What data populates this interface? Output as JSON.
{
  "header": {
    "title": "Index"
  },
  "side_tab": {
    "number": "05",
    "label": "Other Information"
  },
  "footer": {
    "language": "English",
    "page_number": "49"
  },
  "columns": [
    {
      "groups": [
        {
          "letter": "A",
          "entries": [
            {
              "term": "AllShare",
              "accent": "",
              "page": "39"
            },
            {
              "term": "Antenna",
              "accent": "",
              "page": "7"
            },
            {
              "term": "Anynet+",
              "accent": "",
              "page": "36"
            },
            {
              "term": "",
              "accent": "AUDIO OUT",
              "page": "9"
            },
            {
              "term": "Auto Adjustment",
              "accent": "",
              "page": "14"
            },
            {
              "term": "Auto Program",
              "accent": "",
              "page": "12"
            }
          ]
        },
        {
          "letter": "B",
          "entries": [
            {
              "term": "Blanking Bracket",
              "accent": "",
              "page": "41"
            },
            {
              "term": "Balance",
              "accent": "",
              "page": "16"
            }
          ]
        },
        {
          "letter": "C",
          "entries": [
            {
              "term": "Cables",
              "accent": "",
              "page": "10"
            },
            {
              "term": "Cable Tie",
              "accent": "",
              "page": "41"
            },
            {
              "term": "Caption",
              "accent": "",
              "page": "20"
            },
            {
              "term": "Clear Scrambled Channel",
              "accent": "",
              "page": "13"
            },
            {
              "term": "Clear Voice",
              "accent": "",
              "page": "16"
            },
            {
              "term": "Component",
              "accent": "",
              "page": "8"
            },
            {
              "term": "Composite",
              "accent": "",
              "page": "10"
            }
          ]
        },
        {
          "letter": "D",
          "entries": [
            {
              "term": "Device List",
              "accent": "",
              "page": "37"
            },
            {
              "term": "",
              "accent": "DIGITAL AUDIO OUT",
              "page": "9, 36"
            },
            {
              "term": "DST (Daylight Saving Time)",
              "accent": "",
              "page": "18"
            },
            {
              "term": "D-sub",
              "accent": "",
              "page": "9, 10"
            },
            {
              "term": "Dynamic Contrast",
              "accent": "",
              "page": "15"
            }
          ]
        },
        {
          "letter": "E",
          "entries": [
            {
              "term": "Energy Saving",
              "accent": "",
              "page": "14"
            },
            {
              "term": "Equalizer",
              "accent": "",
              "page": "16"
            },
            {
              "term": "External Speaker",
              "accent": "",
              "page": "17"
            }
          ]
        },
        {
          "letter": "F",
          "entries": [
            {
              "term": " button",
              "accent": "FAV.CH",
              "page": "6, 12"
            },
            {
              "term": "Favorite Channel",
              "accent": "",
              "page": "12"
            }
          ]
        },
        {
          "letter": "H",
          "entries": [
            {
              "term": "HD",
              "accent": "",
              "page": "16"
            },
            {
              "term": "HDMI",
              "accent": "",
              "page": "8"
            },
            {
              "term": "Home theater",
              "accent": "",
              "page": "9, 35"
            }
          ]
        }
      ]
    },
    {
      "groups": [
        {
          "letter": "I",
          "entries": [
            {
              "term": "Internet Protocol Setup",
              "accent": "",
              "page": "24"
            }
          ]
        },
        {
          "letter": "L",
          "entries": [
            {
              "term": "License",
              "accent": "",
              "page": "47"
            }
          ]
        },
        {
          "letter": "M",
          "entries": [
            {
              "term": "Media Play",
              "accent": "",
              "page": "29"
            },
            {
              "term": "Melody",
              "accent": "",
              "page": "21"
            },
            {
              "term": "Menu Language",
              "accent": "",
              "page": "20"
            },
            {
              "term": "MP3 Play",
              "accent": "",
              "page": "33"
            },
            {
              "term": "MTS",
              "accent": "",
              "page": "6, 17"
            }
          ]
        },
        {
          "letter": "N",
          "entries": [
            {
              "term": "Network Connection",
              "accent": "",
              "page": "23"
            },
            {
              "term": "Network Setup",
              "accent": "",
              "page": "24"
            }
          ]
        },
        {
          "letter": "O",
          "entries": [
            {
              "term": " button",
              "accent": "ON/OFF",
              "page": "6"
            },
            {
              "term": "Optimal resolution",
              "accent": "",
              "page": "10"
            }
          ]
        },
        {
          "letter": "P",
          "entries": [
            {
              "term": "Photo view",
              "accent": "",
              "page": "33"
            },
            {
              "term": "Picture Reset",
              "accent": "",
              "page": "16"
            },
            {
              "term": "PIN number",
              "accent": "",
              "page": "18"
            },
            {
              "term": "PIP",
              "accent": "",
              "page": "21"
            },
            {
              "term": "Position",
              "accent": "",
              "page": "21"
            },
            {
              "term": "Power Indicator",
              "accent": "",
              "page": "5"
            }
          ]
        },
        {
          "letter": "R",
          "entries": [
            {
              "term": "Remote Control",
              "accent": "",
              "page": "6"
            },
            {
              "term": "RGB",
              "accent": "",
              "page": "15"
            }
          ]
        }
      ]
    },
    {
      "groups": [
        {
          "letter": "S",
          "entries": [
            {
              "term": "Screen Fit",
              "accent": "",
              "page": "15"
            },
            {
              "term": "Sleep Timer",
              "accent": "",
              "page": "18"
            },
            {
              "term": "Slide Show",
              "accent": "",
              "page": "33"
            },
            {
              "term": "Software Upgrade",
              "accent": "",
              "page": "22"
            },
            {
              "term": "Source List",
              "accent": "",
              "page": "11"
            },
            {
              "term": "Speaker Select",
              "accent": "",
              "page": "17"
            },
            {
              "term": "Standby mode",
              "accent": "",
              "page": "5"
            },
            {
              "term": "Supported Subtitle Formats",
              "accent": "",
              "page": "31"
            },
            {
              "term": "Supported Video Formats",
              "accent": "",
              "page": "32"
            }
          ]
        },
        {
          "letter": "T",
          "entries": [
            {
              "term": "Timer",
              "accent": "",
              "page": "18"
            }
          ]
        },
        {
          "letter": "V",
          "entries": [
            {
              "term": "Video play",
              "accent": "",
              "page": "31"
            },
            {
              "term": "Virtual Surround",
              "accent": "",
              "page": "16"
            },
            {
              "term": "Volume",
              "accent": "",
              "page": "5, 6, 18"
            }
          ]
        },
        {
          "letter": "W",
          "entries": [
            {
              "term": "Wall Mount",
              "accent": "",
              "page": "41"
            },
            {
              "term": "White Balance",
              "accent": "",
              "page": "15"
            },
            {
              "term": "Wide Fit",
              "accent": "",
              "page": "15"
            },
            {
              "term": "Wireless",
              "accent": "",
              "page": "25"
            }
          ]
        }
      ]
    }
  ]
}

# # # #

**TASK TO CARRY OUT:** Set down the entries verbatim, leaving none out.

**ANSWER FOR THIS EXERCISE:**
What data populates this interface? Output as JSON.
{
  "header": {
    "title": "Index"
  },
  "side_tab": {
    "number": "05",
    "label": "Other Information"
  },
  "footer": {
    "language": "English",
    "page_number": "49"
  },
  "columns": [
    {
      "groups": [
        {
          "letter": "A",
          "entries": [
            {
              "term": "AllShare",
              "accent": "",
              "page": "39"
            },
            {
              "term": "Antenna",
              "accent": "",
              "page": "7"
            },
            {
              "term": "Anynet+",
              "accent": "",
              "page": "36"
            },
            {
              "term": "",
              "accent": "AUDIO OUT",
              "page": "9"
            },
            {
              "term": "Auto Adjustment",
              "accent": "",
              "page": "14"
            },
            {
              "term": "Auto Program",
              "accent": "",
              "page": "12"
            }
          ]
        },
        {
          "letter": "B",
          "entries": [
            {
              "term": "Blanking Bracket",
              "accent": "",
              "page": "41"
            },
            {
              "term": "Balance",
              "accent": "",
              "page": "16"
            }
          ]
        },
        {
          "letter": "C",
          "entries": [
            {
              "term": "Cables",
              "accent": "",
              "page": "10"
            },
            {
              "term": "Cable Tie",
              "accent": "",
              "page": "41"
            },
            {
              "term": "Caption",
              "accent": "",
              "page": "20"
            },
            {
              "term": "Clear Scrambled Channel",
              "accent": "",
              "page": "13"
            },
            {
              "term": "Clear Voice",
              "accent": "",
              "page": "16"
            },
            {
              "term": "Component",
              "accent": "",
              "page": "8"
            },
            {
              "term": "Composite",
              "accent": "",
              "page": "10"
            }
          ]
        },
        {
          "letter": "D",
          "entries": [
            {
              "term": "Device List",
              "accent": "",
              "page": "37"
            },
            {
              "term": "",
              "accent": "DIGITAL AUDIO OUT",
              "page": "9, 36"
            },
            {
              "term": "DST (Daylight Saving Time)",
              "accent": "",
              "page": "18"
            },
            {
              "term": "D-sub",
              "accent": "",
              "page": "9, 10"
            },
            {
              "term": "Dynamic Contrast",
              "accent": "",
              "page": "15"
            }
          ]
        },
        {
          "letter": "E",
          "entries": [
            {
              "term": "Energy Saving",
              "accent": "",
              "page": "14"
            },
            {
              "term": "Equalizer",
              "accent": "",
              "page": "16"
            },
            {
              "term": "External Speaker",
              "accent": "",
              "page": "17"
            }
          ]
        },
        {
          "letter": "F",
          "entries": [
            {
              "term": " button",
              "accent": "FAV.CH",
              "page": "6, 12"
            },
            {
              "term": "Favorite Channel",
              "accent": "",
              "page": "12"
            }
          ]
        },
        {
          "letter": "H",
          "entries": [
            {
              "term": "HD",
              "accent": "",
              "page": "16"
            },
            {
              "term": "HDMI",
              "accent": "",
              "page": "8"
            },
            {
              "term": "Home theater",
              "accent": "",
              "page": "9, 35"
            }
          ]
        }
      ]
    },
    {
      "groups": [
        {
          "letter": "I",
          "entries": [
            {
              "term": "Internet Protocol Setup",
              "accent": "",
              "page": "24"
            }
          ]
        },
        {
          "letter": "L",
          "entries": [
            {
              "term": "License",
              "accent": "",
              "page": "47"
            }
          ]
        },
        {
          "letter": "M",
          "entries": [
            {
              "term": "Media Play",
              "accent": "",
              "page": "29"
            },
            {
              "term": "Melody",
              "accent": "",
              "page": "21"
            },
            {
              "term": "Menu Language",
              "accent": "",
              "page": "20"
            },
            {
              "term": "MP3 Play",
              "accent": "",
              "page": "33"
            },
            {
              "term": "MTS",
              "accent": "",
              "page": "6, 17"
            }
          ]
        },
        {
          "letter": "N",
          "entries": [
            {
              "term": "Network Connection",
              "accent": "",
              "page": "23"
            },
            {
              "term": "Network Setup",
              "accent": "",
              "page": "24"
            }
          ]
        },
        {
          "letter": "O",
          "entries": [
            {
              "term": " button",
              "accent": "ON/OFF",
              "page": "6"
            },
            {
              "term": "Optimal resolution",
              "accent": "",
              "page": "10"
            }
          ]
        },
        {
          "letter": "P",
          "entries": [
            {
              "term": "Photo view",
              "accent": "",
              "page": "33"
            },
            {
              "term": "Picture Reset",
              "accent": "",
              "page": "16"
            },
            {
              "term": "PIN number",
              "accent": "",
              "page": "18"
            },
            {
              "term": "PIP",
              "accent": "",
              "page": "21"
            },
            {
              "term": "Position",
              "accent": "",
              "page": "21"
            },
            {
              "term": "Power Indicator",
              "accent": "",
              "page": "5"
            }
          ]
        },
        {
          "letter": "R",
          "entries": [
            {
              "term": "Remote Control",
              "accent": "",
              "page": "6"
            },
            {
              "term": "RGB",
              "accent": "",
              "page": "15"
            }
          ]
        }
      ]
    },
    {
      "groups": [
        {
          "letter": "S",
          "entries": [
            {
              "term": "Screen Fit",
              "accent": "",
              "page": "15"
            },
            {
              "term": "Sleep Timer",
              "accent": "",
              "page": "18"
            },
            {
              "term": "Slide Show",
              "accent": "",
              "page": "33"
            },
            {
              "term": "Software Upgrade",
              "accent": "",
              "page": "22"
            },
            {
              "term": "Source List",
              "accent": "",
              "page": "11"
            },
            {
              "term": "Speaker Select",
              "accent": "",
              "page": "17"
            },
            {
              "term": "Standby mode",
              "accent": "",
              "page": "5"
            },
            {
              "term": "Supported Subtitle Formats",
              "accent": "",
              "page": "31"
            },
            {
              "term": "Supported Video Formats",
              "accent": "",
              "page": "32"
            }
          ]
        },
        {
          "letter": "T",
          "entries": [
            {
              "term": "Timer",
              "accent": "",
              "page": "18"
            }
          ]
        },
        {
          "letter": "V",
          "entries": [
            {
              "term": "Video play",
              "accent": "",
              "page": "31"
            },
            {
              "term": "Virtual Surround",
              "accent": "",
              "page": "16"
            },
            {
              "term": "Volume",
              "accent": "",
              "page": "5, 6, 18"
            }
          ]
        },
        {
          "letter": "W",
          "entries": [
            {
              "term": "Wall Mount",
              "accent": "",
              "page": "41"
            },
            {
              "term": "White Balance",
              "accent": "",
              "page": "15"
            },
            {
              "term": "Wide Fit",
              "accent": "",
              "page": "15"
            },
            {
              "term": "Wireless",
              "accent": "",
              "page": "25"
            }
          ]
        }
      ]
    }
  ]
}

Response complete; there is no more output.